[Dataset entries on figures]
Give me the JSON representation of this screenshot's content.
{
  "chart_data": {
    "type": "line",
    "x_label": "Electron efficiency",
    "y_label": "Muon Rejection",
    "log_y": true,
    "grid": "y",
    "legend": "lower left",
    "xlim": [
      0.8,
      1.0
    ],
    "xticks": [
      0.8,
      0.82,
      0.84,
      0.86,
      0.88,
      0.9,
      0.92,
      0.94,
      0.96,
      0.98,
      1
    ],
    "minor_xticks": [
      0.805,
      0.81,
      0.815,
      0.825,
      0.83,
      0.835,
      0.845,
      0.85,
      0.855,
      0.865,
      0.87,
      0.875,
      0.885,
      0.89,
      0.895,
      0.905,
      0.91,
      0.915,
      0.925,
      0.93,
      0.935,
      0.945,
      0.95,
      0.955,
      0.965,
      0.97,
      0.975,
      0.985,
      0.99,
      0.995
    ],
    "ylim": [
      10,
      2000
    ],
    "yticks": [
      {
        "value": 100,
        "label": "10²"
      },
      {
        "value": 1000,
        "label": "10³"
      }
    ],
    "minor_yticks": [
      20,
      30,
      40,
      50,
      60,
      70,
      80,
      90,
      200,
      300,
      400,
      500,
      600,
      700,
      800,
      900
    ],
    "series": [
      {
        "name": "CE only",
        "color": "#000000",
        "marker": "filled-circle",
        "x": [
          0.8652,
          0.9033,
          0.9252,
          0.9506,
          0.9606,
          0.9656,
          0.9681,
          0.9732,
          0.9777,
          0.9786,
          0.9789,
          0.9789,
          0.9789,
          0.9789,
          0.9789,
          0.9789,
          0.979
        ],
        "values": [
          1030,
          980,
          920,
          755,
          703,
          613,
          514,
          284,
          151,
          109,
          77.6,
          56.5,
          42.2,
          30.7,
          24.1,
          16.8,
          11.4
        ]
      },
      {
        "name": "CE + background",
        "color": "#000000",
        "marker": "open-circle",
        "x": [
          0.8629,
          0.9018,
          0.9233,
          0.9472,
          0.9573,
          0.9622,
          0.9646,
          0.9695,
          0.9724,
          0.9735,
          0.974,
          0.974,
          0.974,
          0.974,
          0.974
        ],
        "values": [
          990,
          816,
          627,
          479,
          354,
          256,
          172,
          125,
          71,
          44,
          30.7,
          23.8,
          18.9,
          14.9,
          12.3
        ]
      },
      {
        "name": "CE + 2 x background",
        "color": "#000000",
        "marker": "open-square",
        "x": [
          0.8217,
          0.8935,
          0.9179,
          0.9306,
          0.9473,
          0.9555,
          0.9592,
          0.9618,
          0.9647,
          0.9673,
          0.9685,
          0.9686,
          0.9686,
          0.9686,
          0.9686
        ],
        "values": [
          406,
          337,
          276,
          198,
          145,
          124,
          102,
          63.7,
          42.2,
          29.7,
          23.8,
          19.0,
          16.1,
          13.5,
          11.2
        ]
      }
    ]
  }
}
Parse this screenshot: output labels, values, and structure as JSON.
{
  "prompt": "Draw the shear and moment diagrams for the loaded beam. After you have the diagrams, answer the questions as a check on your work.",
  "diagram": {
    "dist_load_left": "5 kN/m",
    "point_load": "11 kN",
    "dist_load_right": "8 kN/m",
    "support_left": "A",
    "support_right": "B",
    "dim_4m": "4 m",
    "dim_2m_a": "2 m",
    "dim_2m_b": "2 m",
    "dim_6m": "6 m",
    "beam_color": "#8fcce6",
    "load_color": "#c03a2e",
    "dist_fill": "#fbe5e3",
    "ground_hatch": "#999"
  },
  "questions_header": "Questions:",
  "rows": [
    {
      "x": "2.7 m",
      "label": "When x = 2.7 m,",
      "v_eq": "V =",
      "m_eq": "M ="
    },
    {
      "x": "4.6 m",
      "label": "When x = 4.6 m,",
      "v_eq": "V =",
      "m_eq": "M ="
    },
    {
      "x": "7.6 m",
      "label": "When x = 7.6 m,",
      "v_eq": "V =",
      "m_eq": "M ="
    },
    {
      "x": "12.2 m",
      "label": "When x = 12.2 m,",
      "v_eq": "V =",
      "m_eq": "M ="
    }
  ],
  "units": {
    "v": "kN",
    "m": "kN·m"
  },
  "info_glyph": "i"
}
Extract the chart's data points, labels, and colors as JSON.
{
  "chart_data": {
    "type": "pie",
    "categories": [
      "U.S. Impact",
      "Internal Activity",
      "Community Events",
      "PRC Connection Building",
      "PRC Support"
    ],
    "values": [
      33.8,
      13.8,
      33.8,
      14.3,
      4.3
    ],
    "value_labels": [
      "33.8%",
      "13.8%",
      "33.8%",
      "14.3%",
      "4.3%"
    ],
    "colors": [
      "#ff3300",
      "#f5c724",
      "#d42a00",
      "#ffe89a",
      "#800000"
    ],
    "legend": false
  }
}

#### [SET TASK]
Copy every line of the material, please, keeping it exactly the same.

#### [OUTPUT OF THE EXERCISE]
Give me the JSON representation of this screenshot's content.
{
  "chart_data": {
    "type": "line",
    "x_label": "Electron efficiency",
    "y_label": "Muon Rejection",
    "log_y": true,
    "grid": "y",
    "legend": "lower left",
    "xlim": [
      0.8,
      1.0
    ],
    "xticks": [
      0.8,
      0.82,
      0.84,
      0.86,
      0.88,
      0.9,
      0.92,
      0.94,
      0.96,
      0.98,
      1
    ],
    "minor_xticks": [
      0.805,
      0.81,
      0.815,
      0.825,
      0.83,
      0.835,
      0.845,
      0.85,
      0.855,
      0.865,
      0.87,
      0.875,
      0.885,
      0.89,
      0.895,
      0.905,
      0.91,
      0.915,
      0.925,
      0.93,
      0.935,
      0.945,
      0.95,
      0.955,
      0.965,
      0.97,
      0.975,
      0.985,
      0.99,
      0.995
    ],
    "ylim": [
      10,
      2000
    ],
    "yticks": [
      {
        "value": 100,
        "label": "10²"
      },
      {
        "value": 1000,
        "label": "10³"
      }
    ],
    "minor_yticks": [
      20,
      30,
      40,
      50,
      60,
      70,
      80,
      90,
      200,
      300,
      400,
      500,
      600,
      700,
      800,
      900
    ],
    "series": [
      {
        "name": "CE only",
        "color": "#000000",
        "marker": "filled-circle",
        "x": [
          0.8652,
          0.9033,
          0.9252,
          0.9506,
          0.9606,
          0.9656,
          0.9681,
          0.9732,
          0.9777,
          0.9786,
          0.9789,
          0.9789,
          0.9789,
          0.9789,
          0.9789,
          0.9789,
          0.979
        ],
        "values": [
          1030,
          980,
          920,
          755,
          703,
          613,
          514,
          284,
          151,
          109,
          77.6,
          56.5,
          42.2,
          30.7,
          24.1,
          16.8,
          11.4
        ]
      },
      {
        "name": "CE + background",
        "color": "#000000",
        "marker": "open-circle",
        "x": [
          0.8629,
          0.9018,
          0.9233,
          0.9472,
          0.9573,
          0.9622,
          0.9646,
          0.9695,
          0.9724,
          0.9735,
          0.974,
          0.974,
          0.974,
          0.974,
          0.974
        ],
        "values": [
          990,
          816,
          627,
          479,
          354,
          256,
          172,
          125,
          71,
          44,
          30.7,
          23.8,
          18.9,
          14.9,
          12.3
        ]
      },
      {
        "name": "CE + 2 x background",
        "color": "#000000",
        "marker": "open-square",
        "x": [
          0.8217,
          0.8935,
          0.9179,
          0.9306,
          0.9473,
          0.9555,
          0.9592,
          0.9618,
          0.9647,
          0.9673,
          0.9685,
          0.9686,
          0.9686,
          0.9686,
          0.9686
        ],
        "values": [
          406,
          337,
          276,
          198,
          145,
          124,
          102,
          63.7,
          42.2,
          29.7,
          23.8,
          19.0,
          16.1,
          13.5,
          11.2
        ]
      }
    ]
  }
}
Parse this screenshot: output labels, values, and structure as JSON.
{
  "prompt": "Draw the shear and moment diagrams for the loaded beam. After you have the diagrams, answer the questions as a check on your work.",
  "diagram": {
    "dist_load_left": "5 kN/m",
    "point_load": "11 kN",
    "dist_load_right": "8 kN/m",
    "support_left": "A",
    "support_right": "B",
    "dim_4m": "4 m",
    "dim_2m_a": "2 m",
    "dim_2m_b": "2 m",
    "dim_6m": "6 m",
    "beam_color": "#8fcce6",
    "load_color": "#c03a2e",
    "dist_fill": "#fbe5e3",
    "ground_hatch": "#999"
  },
  "questions_header": "Questions:",
  "rows": [
    {
      "x": "2.7 m",
      "label": "When x = 2.7 m,",
      "v_eq": "V =",
      "m_eq": "M ="
    },
    {
      "x": "4.6 m",
      "label": "When x = 4.6 m,",
      "v_eq": "V =",
      "m_eq": "M ="
    },
    {
      "x": "7.6 m",
      "label": "When x = 7.6 m,",
      "v_eq": "V =",
      "m_eq": "M ="
    },
    {
      "x": "12.2 m",
      "label": "When x = 12.2 m,",
      "v_eq": "V =",
      "m_eq": "M ="
    }
  ],
  "units": {
    "v": "kN",
    "m": "kN·m"
  },
  "info_glyph": "i"
}
Extract the chart's data points, labels, and colors as JSON.
{
  "chart_data": {
    "type": "pie",
    "categories": [
      "U.S. Impact",
      "Internal Activity",
      "Community Events",
      "PRC Connection Building",
      "PRC Support"
    ],
    "values": [
      33.8,
      13.8,
      33.8,
      14.3,
      4.3
    ],
    "value_labels": [
      "33.8%",
      "13.8%",
      "33.8%",
      "14.3%",
      "4.3%"
    ],
    "colors": [
      "#ff3300",
      "#f5c724",
      "#d42a00",
      "#ffe89a",
      "#800000"
    ],
    "legend": false
  }
}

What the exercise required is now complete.